══ EXTRACTED INFORMATION
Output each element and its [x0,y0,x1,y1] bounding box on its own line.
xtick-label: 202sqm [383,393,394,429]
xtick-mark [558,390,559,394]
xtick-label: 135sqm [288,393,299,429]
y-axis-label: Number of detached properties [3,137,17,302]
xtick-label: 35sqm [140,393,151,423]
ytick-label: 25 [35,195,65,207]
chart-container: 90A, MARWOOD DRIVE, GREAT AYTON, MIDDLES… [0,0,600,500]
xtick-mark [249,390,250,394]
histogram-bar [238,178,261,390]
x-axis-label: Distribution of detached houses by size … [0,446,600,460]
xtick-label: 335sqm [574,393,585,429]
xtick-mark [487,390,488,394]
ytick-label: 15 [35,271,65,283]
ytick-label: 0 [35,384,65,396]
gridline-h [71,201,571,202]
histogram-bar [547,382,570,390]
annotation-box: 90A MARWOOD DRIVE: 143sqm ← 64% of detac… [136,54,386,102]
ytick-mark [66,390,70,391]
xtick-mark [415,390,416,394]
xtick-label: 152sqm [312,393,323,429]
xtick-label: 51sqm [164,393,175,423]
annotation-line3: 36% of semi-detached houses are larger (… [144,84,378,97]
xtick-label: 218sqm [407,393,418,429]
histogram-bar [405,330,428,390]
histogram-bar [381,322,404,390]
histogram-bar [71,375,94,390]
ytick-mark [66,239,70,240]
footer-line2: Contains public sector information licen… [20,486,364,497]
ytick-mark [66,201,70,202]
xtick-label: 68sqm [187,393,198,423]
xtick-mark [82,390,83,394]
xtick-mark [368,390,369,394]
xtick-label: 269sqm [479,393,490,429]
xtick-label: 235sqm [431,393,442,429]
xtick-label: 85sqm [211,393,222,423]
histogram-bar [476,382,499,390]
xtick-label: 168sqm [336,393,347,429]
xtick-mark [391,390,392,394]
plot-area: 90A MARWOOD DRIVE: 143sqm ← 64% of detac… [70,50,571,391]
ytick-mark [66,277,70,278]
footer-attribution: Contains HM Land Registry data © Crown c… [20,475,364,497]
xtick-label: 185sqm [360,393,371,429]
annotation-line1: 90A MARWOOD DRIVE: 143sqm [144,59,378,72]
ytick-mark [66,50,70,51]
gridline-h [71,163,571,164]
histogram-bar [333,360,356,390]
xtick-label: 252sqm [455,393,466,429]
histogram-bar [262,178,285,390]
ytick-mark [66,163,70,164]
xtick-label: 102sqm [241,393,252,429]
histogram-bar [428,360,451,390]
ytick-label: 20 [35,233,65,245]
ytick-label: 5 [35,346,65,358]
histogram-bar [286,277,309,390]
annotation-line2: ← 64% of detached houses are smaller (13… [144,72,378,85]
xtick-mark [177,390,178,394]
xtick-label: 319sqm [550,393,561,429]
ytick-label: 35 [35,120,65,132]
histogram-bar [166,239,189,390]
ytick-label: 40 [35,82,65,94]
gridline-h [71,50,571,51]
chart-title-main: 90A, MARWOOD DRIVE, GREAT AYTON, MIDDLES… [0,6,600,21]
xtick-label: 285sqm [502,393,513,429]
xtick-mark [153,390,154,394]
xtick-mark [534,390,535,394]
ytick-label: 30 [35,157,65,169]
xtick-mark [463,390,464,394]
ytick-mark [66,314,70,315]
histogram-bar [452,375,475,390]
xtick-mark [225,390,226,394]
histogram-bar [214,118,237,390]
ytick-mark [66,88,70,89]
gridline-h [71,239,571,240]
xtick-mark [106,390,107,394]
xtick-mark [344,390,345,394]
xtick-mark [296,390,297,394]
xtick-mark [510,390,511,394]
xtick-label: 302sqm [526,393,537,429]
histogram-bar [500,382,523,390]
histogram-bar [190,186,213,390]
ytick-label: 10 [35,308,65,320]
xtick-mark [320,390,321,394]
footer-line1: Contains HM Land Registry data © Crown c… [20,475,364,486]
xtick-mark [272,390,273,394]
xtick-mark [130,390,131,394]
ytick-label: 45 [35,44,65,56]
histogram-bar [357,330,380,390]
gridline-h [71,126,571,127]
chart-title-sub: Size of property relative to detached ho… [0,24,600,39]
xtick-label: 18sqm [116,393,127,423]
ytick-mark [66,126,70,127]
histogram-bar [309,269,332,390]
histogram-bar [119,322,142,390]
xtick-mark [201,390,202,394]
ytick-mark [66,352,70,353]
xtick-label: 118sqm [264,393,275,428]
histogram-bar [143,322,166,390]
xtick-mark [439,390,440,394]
════
= YOUR GOAL =
Reproduce all of the items above line for line, without altering any character.

= COMPLETE OUTPUT =
Output each element and its [x0,y0,x1,y1] bounding box on its own line.
xtick-label: 202sqm [383,393,394,429]
xtick-mark [558,390,559,394]
xtick-label: 135sqm [288,393,299,429]
y-axis-label: Number of detached properties [3,137,17,302]
xtick-label: 35sqm [140,393,151,423]
ytick-label: 25 [35,195,65,207]
chart-container: 90A, MARWOOD DRIVE, GREAT AYTON, MIDDLES… [0,0,600,500]
xtick-mark [249,390,250,394]
histogram-bar [238,178,261,390]
x-axis-label: Distribution of detached houses by size … [0,446,600,460]
xtick-label: 335sqm [574,393,585,429]
xtick-mark [487,390,488,394]
ytick-label: 15 [35,271,65,283]
ytick-label: 0 [35,384,65,396]
gridline-h [71,201,571,202]
histogram-bar [547,382,570,390]
annotation-box: 90A MARWOOD DRIVE: 143sqm ← 64% of detac… [136,54,386,102]
ytick-mark [66,390,70,391]
xtick-mark [415,390,416,394]
xtick-label: 152sqm [312,393,323,429]
xtick-label: 51sqm [164,393,175,423]
annotation-line3: 36% of semi-detached houses are larger (… [144,84,378,97]
xtick-label: 218sqm [407,393,418,429]
histogram-bar [405,330,428,390]
histogram-bar [381,322,404,390]
histogram-bar [71,375,94,390]
ytick-mark [66,239,70,240]
footer-line2: Contains public sector information licen… [20,486,364,497]
ytick-mark [66,201,70,202]
xtick-label: 68sqm [187,393,198,423]
xtick-mark [82,390,83,394]
xtick-mark [368,390,369,394]
xtick-label: 269sqm [479,393,490,429]
xtick-label: 235sqm [431,393,442,429]
xtick-label: 85sqm [211,393,222,423]
histogram-bar [476,382,499,390]
xtick-label: 168sqm [336,393,347,429]
xtick-mark [391,390,392,394]
plot-area: 90A MARWOOD DRIVE: 143sqm ← 64% of detac… [70,50,571,391]
ytick-mark [66,277,70,278]
footer-attribution: Contains HM Land Registry data © Crown c… [20,475,364,497]
xtick-label: 185sqm [360,393,371,429]
annotation-line1: 90A MARWOOD DRIVE: 143sqm [144,59,378,72]
ytick-mark [66,50,70,51]
gridline-h [71,163,571,164]
histogram-bar [333,360,356,390]
xtick-label: 252sqm [455,393,466,429]
histogram-bar [262,178,285,390]
ytick-mark [66,163,70,164]
xtick-label: 102sqm [241,393,252,429]
histogram-bar [428,360,451,390]
ytick-label: 20 [35,233,65,245]
ytick-label: 5 [35,346,65,358]
histogram-bar [286,277,309,390]
annotation-line2: ← 64% of detached houses are smaller (13… [144,72,378,85]
xtick-mark [177,390,178,394]
xtick-label: 319sqm [550,393,561,429]
ytick-label: 35 [35,120,65,132]
histogram-bar [166,239,189,390]
ytick-label: 40 [35,82,65,94]
gridline-h [71,50,571,51]
chart-title-main: 90A, MARWOOD DRIVE, GREAT AYTON, MIDDLES… [0,6,600,21]
xtick-label: 285sqm [502,393,513,429]
xtick-mark [153,390,154,394]
xtick-mark [534,390,535,394]
ytick-label: 30 [35,157,65,169]
xtick-mark [463,390,464,394]
ytick-mark [66,314,70,315]
histogram-bar [452,375,475,390]
xtick-mark [225,390,226,394]
histogram-bar [214,118,237,390]
ytick-mark [66,88,70,89]
gridline-h [71,239,571,240]
xtick-mark [106,390,107,394]
xtick-mark [344,390,345,394]
xtick-mark [296,390,297,394]
xtick-mark [510,390,511,394]
xtick-label: 302sqm [526,393,537,429]
histogram-bar [500,382,523,390]
histogram-bar [190,186,213,390]
ytick-label: 10 [35,308,65,320]
xtick-mark [320,390,321,394]
footer-line1: Contains HM Land Registry data © Crown c… [20,475,364,486]
xtick-mark [272,390,273,394]
xtick-mark [130,390,131,394]
ytick-label: 45 [35,44,65,56]
histogram-bar [357,330,380,390]
gridline-h [71,126,571,127]
chart-title-sub: Size of property relative to detached ho… [0,24,600,39]
xtick-label: 18sqm [116,393,127,423]
ytick-mark [66,126,70,127]
histogram-bar [309,269,332,390]
histogram-bar [119,322,142,390]
xtick-mark [201,390,202,394]
ytick-mark [66,352,70,353]
xtick-label: 118sqm [264,393,275,428]
histogram-bar [143,322,166,390]
xtick-mark [439,390,440,394]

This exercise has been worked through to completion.